**GOAL:**
Copy out every line containing the word "image".

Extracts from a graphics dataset

·····

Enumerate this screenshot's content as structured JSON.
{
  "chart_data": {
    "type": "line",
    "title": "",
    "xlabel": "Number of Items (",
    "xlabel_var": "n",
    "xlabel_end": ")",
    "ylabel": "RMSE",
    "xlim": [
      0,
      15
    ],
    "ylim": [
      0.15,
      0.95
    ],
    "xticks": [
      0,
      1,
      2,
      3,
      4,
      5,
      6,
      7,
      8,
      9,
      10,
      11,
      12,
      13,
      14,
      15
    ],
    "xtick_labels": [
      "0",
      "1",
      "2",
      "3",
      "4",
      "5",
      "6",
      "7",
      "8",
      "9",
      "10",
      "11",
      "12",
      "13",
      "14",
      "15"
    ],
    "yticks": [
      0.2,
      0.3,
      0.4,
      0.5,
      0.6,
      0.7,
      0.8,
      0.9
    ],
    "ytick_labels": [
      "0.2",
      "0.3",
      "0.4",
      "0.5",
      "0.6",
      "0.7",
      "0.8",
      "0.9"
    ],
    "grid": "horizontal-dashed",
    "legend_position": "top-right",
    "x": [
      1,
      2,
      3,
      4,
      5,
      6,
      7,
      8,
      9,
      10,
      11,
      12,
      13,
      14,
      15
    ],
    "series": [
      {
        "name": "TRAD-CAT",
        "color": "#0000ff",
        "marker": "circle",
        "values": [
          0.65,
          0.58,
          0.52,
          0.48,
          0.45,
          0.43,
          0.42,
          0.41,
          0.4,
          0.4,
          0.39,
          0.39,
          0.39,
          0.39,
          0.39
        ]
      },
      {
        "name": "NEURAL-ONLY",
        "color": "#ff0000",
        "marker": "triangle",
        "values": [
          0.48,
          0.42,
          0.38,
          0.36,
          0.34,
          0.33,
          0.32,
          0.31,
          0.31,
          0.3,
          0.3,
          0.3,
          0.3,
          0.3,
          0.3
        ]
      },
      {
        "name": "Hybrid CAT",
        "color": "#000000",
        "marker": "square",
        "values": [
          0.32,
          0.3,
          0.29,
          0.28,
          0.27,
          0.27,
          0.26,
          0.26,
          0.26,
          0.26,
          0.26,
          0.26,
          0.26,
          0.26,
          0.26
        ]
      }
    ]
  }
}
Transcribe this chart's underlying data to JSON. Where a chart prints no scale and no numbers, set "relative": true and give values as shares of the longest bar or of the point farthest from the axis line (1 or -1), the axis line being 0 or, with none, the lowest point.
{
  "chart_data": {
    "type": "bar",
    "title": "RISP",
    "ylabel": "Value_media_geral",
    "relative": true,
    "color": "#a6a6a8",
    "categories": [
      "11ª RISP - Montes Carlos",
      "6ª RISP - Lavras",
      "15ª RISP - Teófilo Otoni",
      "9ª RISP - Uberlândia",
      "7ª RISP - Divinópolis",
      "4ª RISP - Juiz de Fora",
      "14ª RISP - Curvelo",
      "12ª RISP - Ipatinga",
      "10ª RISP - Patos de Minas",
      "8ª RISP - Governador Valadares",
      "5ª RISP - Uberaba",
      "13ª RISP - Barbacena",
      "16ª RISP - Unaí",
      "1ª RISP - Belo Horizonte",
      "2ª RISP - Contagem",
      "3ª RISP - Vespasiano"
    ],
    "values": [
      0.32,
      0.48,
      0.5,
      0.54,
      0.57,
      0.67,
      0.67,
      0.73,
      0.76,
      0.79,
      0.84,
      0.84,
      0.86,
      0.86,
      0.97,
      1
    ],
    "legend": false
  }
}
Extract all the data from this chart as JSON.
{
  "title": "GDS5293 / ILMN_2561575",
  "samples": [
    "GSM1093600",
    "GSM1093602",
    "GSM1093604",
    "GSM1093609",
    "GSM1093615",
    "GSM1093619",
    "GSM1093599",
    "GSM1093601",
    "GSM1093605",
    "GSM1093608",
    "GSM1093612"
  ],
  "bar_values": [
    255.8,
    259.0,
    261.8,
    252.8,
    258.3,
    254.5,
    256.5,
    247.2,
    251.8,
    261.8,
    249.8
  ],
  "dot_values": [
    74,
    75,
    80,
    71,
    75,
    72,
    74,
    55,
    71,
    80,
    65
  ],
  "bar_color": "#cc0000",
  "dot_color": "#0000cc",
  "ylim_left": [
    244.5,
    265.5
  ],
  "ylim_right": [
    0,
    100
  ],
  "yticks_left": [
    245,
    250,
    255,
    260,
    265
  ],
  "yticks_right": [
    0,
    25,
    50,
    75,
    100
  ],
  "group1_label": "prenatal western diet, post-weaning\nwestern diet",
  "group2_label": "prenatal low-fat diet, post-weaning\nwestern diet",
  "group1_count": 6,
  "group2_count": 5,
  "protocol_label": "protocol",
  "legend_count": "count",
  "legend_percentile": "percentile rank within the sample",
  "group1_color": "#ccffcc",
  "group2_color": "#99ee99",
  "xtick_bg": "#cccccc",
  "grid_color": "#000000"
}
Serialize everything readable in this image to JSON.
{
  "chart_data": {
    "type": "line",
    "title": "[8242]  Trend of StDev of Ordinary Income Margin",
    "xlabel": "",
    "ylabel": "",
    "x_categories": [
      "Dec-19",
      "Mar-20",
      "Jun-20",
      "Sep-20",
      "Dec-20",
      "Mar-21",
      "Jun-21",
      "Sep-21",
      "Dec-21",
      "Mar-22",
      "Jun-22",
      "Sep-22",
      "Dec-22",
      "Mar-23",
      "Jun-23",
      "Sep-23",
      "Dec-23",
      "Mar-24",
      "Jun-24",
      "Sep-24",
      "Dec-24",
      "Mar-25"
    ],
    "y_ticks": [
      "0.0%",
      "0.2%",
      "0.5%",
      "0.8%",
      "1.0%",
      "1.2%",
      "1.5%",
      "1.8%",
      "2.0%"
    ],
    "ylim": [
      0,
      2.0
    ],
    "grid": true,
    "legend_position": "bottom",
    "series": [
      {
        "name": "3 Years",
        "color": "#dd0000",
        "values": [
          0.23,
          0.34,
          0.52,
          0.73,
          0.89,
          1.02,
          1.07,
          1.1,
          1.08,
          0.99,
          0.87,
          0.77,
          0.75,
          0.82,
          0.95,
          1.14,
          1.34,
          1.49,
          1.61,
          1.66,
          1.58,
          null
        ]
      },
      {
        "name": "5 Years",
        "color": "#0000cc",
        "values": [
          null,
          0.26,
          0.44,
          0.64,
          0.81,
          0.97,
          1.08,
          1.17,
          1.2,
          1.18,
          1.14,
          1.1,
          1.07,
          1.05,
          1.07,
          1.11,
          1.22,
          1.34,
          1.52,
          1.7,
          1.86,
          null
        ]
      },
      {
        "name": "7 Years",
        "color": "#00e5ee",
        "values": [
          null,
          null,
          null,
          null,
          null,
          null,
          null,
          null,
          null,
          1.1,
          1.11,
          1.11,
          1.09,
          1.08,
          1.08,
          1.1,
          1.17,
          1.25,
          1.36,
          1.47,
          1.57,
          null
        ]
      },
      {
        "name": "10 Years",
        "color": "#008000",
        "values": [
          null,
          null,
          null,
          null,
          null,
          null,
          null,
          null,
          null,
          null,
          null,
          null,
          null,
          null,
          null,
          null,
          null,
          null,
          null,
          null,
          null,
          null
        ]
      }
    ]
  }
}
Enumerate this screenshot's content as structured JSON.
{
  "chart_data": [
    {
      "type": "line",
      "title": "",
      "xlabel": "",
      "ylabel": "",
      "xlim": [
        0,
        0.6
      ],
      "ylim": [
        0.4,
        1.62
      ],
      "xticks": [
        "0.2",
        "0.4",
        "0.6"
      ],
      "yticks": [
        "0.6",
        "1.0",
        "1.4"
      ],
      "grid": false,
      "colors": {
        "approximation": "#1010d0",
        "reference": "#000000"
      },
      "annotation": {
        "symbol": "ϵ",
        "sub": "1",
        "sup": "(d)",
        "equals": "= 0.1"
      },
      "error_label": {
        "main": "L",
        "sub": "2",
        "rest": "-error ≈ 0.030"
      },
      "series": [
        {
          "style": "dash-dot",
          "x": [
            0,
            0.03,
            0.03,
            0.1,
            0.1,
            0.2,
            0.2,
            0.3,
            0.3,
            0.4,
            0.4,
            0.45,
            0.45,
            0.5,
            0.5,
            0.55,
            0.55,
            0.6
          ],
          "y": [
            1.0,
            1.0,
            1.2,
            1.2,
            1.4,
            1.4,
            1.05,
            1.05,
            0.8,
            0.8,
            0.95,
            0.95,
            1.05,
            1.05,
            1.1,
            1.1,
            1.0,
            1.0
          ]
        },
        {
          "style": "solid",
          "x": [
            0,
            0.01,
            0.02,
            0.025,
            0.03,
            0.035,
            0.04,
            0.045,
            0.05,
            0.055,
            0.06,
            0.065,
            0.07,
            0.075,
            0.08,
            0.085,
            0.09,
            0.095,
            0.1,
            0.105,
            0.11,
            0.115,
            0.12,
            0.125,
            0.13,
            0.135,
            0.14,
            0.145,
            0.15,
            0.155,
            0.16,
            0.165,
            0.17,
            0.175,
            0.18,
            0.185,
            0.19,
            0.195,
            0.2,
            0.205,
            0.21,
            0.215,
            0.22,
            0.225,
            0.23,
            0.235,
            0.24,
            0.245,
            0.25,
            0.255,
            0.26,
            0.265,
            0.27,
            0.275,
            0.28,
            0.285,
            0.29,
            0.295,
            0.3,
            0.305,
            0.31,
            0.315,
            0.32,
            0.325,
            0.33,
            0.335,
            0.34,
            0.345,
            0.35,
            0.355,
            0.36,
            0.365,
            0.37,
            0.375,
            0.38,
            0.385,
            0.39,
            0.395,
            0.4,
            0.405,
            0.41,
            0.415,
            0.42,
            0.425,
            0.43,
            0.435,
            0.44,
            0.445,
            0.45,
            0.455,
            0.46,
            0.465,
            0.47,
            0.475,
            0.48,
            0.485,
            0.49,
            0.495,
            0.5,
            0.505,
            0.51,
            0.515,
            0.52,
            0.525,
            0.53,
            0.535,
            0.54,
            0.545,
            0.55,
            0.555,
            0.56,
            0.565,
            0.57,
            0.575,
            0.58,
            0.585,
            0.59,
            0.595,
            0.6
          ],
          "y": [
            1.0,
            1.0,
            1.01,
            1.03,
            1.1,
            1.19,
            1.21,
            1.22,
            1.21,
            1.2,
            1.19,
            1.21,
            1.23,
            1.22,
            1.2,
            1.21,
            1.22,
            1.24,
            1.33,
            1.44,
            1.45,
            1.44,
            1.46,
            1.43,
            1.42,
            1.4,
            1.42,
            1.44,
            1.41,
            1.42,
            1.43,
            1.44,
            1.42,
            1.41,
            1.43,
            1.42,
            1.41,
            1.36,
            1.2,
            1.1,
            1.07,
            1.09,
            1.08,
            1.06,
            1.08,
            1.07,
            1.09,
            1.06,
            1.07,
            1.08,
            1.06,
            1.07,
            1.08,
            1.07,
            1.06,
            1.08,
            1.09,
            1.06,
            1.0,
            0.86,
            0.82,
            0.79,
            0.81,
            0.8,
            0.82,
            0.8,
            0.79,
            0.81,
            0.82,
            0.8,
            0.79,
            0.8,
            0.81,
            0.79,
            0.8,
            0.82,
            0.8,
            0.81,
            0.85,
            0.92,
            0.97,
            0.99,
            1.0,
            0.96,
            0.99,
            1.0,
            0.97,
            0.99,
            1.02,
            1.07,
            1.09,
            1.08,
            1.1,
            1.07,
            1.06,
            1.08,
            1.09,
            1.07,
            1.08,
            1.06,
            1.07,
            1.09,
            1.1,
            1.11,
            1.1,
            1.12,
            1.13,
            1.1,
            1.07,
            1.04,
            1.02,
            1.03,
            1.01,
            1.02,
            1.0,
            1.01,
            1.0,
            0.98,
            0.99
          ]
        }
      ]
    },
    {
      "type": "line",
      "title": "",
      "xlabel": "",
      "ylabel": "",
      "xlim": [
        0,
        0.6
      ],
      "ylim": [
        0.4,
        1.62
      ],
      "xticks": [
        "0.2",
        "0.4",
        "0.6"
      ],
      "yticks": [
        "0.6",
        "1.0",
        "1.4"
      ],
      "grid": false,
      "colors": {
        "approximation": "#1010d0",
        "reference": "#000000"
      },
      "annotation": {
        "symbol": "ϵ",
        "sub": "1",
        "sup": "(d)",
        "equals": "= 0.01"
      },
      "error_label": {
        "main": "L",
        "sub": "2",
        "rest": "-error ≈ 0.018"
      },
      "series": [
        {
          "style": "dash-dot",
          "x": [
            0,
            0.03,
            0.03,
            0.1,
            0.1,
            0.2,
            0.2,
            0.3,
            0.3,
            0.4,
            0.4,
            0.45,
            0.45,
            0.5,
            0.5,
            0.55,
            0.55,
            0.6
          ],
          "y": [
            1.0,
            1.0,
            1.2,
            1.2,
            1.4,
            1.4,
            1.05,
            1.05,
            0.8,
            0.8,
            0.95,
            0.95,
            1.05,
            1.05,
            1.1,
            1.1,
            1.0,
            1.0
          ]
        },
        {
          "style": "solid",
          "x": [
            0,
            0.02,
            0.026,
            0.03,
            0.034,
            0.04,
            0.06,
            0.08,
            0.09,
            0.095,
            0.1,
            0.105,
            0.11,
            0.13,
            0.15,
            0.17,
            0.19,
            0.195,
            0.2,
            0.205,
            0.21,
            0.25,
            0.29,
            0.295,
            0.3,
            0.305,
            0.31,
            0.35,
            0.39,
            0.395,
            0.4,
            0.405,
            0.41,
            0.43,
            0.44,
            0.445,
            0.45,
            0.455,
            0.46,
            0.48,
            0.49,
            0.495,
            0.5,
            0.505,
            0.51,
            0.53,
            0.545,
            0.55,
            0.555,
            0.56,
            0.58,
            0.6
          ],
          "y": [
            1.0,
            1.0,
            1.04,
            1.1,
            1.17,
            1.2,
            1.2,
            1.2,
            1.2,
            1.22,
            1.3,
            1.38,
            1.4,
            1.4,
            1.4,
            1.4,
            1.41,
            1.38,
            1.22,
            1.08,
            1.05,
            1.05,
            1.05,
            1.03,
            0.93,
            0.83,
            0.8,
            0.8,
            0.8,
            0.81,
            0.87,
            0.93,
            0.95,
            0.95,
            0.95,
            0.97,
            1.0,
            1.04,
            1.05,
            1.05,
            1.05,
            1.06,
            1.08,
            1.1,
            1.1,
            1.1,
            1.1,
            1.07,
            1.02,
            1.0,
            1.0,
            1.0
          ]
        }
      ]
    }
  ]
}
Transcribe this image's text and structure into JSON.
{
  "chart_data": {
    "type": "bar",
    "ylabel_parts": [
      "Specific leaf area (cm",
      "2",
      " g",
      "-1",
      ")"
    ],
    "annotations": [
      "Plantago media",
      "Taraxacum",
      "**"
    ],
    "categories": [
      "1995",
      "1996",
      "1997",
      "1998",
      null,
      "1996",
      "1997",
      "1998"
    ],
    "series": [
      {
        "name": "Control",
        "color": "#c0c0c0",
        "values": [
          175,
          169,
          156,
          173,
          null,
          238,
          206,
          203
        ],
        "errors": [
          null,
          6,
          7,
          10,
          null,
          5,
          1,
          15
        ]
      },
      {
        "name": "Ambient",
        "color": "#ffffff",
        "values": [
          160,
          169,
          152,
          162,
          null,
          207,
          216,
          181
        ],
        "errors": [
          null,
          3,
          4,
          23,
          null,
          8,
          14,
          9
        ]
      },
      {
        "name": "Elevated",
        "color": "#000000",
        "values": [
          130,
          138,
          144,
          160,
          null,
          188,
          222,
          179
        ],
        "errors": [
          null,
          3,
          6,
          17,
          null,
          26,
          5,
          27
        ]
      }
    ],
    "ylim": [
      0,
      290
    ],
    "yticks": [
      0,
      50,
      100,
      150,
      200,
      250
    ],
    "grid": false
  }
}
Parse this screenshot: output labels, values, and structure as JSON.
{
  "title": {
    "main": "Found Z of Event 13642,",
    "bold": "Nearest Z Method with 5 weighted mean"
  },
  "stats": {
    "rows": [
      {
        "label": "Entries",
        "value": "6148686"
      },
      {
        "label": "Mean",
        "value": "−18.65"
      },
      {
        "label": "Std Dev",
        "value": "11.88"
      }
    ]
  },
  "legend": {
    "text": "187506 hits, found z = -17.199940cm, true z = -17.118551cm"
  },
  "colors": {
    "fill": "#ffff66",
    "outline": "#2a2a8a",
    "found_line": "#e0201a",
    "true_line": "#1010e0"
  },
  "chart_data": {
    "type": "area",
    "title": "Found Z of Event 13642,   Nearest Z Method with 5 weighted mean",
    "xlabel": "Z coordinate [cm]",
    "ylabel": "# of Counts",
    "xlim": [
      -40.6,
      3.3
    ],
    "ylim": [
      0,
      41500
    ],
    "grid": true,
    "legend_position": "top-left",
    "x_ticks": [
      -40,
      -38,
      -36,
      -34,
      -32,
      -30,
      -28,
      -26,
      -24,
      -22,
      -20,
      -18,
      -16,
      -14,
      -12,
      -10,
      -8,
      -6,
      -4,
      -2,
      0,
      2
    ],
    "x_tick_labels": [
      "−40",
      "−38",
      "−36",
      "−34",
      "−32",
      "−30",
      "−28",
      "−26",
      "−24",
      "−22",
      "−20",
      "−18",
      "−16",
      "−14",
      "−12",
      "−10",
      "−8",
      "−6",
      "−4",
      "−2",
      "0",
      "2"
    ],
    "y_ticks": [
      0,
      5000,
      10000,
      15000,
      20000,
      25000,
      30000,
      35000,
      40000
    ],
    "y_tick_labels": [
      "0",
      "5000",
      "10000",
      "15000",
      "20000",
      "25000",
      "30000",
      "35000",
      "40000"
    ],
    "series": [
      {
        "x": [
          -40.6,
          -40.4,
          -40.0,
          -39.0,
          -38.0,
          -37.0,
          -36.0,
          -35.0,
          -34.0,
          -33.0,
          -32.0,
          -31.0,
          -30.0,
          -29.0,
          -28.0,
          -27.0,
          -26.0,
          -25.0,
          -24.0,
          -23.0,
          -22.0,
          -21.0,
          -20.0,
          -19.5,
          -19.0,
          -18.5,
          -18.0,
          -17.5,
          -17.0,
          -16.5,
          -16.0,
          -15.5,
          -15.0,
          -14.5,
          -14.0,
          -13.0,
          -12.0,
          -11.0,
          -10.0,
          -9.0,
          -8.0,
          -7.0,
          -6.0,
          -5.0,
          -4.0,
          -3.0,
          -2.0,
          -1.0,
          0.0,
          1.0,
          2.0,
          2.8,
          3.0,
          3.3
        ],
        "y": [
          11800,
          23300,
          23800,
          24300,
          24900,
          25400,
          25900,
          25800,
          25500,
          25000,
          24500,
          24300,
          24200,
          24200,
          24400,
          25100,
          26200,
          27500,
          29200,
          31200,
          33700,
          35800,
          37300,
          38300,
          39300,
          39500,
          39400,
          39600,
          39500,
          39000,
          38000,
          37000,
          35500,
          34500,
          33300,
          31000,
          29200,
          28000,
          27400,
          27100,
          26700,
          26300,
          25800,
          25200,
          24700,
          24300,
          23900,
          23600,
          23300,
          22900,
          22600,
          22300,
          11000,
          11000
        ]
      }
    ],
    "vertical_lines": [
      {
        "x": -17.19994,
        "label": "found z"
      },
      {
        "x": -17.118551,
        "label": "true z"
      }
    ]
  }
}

·····

**FINISHED EXERCISE:**
Serialize everything readable in this image to JSON.
Transcribe this image's text and structure into JSON.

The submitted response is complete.